** COSE DA FARE **
**1.** Nel brano sulla storia di Paola, in quale negozio lei inizia a lavorare come aiuto commessa intorno ai 15 anni?
**2.** Continua il brano sulla storia di Paola dopo la sua ultima frase.

** BRANO ESTRATTO **
++++++++

Nelle pagine del libro Maria Rita Parsi riporta la storia di Paola, una donna che si autodefinisce “frutto del peccato”, perché la madre aveva rifiutato l’idea della gravidanza, rinnegandola in tutti i modi e cercando invano, di non portarla a termine. Paola, dopo la nascita, trascorre i primi dieci anni in un collegio, per poi ritornare a casa della madre, che nel frattempo si era sposata e aveva avuto due figli. Il ritorno a casa è l’inizio di una vita di sofferenze e violenze perpetrate dal patrigno, sia fisiche che psicologiche. Intorno ai 15 anni, inizia a lavorare come aiuto commessa in una merceria, perché il lavoro rappresentava la fuga da casa, dalla violenza, da “quell’odio ingiustificato” del patrigno. Ma gli “orchi” si celano anche nei rifugi apparentemente più sicuri e il datore di lavoro un pomeriggio, nel retrobottega, “prese quello che restava della sua povera e disperata fanciullezza”. Il dolore, l’umiliazione, il sentirsi disarmata e profondamente sola hanno reso Paola una donna piena di odio verso quell’uomo e verso la propria sfortunata esistenza. E la ricerca di una nuova via di fuga, lontano dai ricordi, dalla violenza la spingono nelle braccia di un uomo che Paola sposa all’età di ventuno anni e che decide di seguire nel suo paese natale. Ma quell’uomo “ancora di salvezza”, si trasforma presto in un marito “geloso, bugiardo, violento” , che ripetutamente la picchia, anche in presenza di terze persone. Anni di violenza, umiliazione, profonda solitudine e mancanza di amore trascinano Paola nel “luogo oscuro” – luogo che i medici e noi psicologi definiamo depressione – e una delle conseguenze di tale malattia è un tentato suicidio. Nonostante il gesto estremo di Paola, la violenza del marito continua a ripetersi e manifestarsi in ogni sua forma, fisica, psicologica, sessuale. Paola rimane incinta, ma “il figlio non nacque mai, la sua vita fu stroncata da un calcio di suo padre”. Dopo una paralisi generata dalla paura e dal dolore, Paola riesce a fuggire da quell’uomo violento e a ritornare nel proprio paese e ad ottenere dopo circa tre anni la separazione legale.

++++++++

[Dati di previsione dei riquadri di delimitazione]
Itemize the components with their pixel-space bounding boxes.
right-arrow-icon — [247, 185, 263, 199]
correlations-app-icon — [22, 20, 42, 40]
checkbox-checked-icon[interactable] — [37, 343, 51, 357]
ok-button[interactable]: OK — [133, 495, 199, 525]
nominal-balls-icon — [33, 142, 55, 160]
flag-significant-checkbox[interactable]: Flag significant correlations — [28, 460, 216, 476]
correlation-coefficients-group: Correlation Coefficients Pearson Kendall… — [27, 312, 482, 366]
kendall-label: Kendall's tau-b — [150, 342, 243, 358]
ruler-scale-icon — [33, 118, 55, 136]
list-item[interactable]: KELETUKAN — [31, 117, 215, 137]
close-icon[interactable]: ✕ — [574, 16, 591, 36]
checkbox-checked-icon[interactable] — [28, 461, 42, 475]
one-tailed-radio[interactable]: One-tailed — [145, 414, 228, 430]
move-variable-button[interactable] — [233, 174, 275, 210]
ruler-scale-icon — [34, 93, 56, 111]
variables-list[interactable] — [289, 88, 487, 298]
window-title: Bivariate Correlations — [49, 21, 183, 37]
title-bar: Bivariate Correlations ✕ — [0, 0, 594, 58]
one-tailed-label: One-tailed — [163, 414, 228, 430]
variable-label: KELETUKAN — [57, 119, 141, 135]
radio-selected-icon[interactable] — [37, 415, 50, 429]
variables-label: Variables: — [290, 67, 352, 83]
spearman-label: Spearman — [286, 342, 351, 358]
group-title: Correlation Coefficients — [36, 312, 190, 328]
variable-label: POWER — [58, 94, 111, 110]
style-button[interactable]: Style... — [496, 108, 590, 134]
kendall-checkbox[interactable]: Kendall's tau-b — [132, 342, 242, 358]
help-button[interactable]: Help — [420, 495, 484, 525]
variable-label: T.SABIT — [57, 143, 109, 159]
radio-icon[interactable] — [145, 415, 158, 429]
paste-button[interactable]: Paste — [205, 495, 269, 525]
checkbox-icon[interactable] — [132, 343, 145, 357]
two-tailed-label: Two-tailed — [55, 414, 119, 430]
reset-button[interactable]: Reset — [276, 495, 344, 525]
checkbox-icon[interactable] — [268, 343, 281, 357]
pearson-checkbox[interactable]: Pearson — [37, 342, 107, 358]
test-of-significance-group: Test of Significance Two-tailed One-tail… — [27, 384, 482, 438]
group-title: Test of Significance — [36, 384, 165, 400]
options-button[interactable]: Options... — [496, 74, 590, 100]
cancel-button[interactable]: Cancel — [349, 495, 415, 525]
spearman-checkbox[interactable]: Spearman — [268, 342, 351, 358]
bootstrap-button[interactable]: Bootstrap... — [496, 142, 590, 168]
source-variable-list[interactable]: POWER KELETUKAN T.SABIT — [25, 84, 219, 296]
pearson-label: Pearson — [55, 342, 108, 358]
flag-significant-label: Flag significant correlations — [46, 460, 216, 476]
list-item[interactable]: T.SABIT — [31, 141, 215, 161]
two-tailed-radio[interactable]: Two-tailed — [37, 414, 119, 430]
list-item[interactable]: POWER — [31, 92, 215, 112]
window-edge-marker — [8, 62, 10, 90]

++++++++

** RISPOSTE PER NUMERO **
**1.** In una merceria.

**2.**
“Chi ha ricevuto dalla vita tante sofferenze, ha bisogno di serenità, di affetto. Ha la necessità anche di trovare dentro di sé tanta forza di volontà e le migliori energie per guardare alla vita con serenità e fiducia”, nonostante tutto (pag. 96).

Conclusioni
Dalla violenza ogni donna può liberarsi. E’ importante non commettere l’errore di considerare la violenza esclusivamente il frutto di una patologia, di un disturbo di personalità, di carenze affettive, perché la violenza è anche figlia di una cultura del possesso, “tutto ciò che posseggo diventa mio”; l’altro diventa oggetto e non soggetto diverso da me; l’amore diventa prigione e non lo strumento più prezioso per esplorare, per creare, per donare, per condividere, per accettare la diversità reciproca che rende ogni coppia di persone uniche e mature.
È importante che ogni donna coltivi il sogno di un amore “generoso, aperto, disposto all’ascolto” (pag. 12)… “motore di ogni esplorazione, gratificazione, scoperta” (pag. 16); che ogni donna sia consapevole che “esistono uomini diversi… uomini che rispettano le donne… perché rispettano se stessi” (pag. 164); che ogni donna dentro di se trovi “la forza di non accettare, di dire no, di andare via, di non sottostare alla legge dell’impotenza” (pag. 175).